*** INPUT ROWS ***

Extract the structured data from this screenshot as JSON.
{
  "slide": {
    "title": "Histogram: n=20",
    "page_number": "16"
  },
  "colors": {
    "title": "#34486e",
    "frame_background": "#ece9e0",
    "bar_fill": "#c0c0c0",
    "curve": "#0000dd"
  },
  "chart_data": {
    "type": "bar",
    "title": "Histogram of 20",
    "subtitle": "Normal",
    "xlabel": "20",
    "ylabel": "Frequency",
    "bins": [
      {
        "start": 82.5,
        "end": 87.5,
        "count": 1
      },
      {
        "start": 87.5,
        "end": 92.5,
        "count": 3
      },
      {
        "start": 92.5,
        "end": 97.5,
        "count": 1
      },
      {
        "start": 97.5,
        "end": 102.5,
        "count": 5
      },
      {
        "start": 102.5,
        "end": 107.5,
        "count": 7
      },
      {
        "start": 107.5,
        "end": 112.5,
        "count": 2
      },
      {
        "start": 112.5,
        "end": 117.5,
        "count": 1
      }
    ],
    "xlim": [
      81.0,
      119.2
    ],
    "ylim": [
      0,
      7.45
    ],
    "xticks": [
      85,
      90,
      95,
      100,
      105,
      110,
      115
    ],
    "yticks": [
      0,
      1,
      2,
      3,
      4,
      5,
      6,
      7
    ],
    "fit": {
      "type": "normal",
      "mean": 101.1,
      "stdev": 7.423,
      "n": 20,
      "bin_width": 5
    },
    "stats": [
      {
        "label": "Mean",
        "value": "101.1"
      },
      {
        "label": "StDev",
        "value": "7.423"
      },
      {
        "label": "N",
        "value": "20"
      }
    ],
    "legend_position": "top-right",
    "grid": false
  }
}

***

WHAT IS REQUIRED
Copy all of the data exactly.

WORKED SOLUTION
Extract the structured data from this screenshot as JSON.
{
  "slide": {
    "title": "Histogram: n=20",
    "page_number": "16"
  },
  "colors": {
    "title": "#34486e",
    "frame_background": "#ece9e0",
    "bar_fill": "#c0c0c0",
    "curve": "#0000dd"
  },
  "chart_data": {
    "type": "bar",
    "title": "Histogram of 20",
    "subtitle": "Normal",
    "xlabel": "20",
    "ylabel": "Frequency",
    "bins": [
      {
        "start": 82.5,
        "end": 87.5,
        "count": 1
      },
      {
        "start": 87.5,
        "end": 92.5,
        "count": 3
      },
      {
        "start": 92.5,
        "end": 97.5,
        "count": 1
      },
      {
        "start": 97.5,
        "end": 102.5,
        "count": 5
      },
      {
        "start": 102.5,
        "end": 107.5,
        "count": 7
      },
      {
        "start": 107.5,
        "end": 112.5,
        "count": 2
      },
      {
        "start": 112.5,
        "end": 117.5,
        "count": 1
      }
    ],
    "xlim": [
      81.0,
      119.2
    ],
    "ylim": [
      0,
      7.45
    ],
    "xticks": [
      85,
      90,
      95,
      100,
      105,
      110,
      115
    ],
    "yticks": [
      0,
      1,
      2,
      3,
      4,
      5,
      6,
      7
    ],
    "fit": {
      "type": "normal",
      "mean": 101.1,
      "stdev": 7.423,
      "n": 20,
      "bin_width": 5
    },
    "stats": [
      {
        "label": "Mean",
        "value": "101.1"
      },
      {
        "label": "StDev",
        "value": "7.423"
      },
      {
        "label": "N",
        "value": "20"
      }
    ],
    "legend_position": "top-right",
    "grid": false
  }
}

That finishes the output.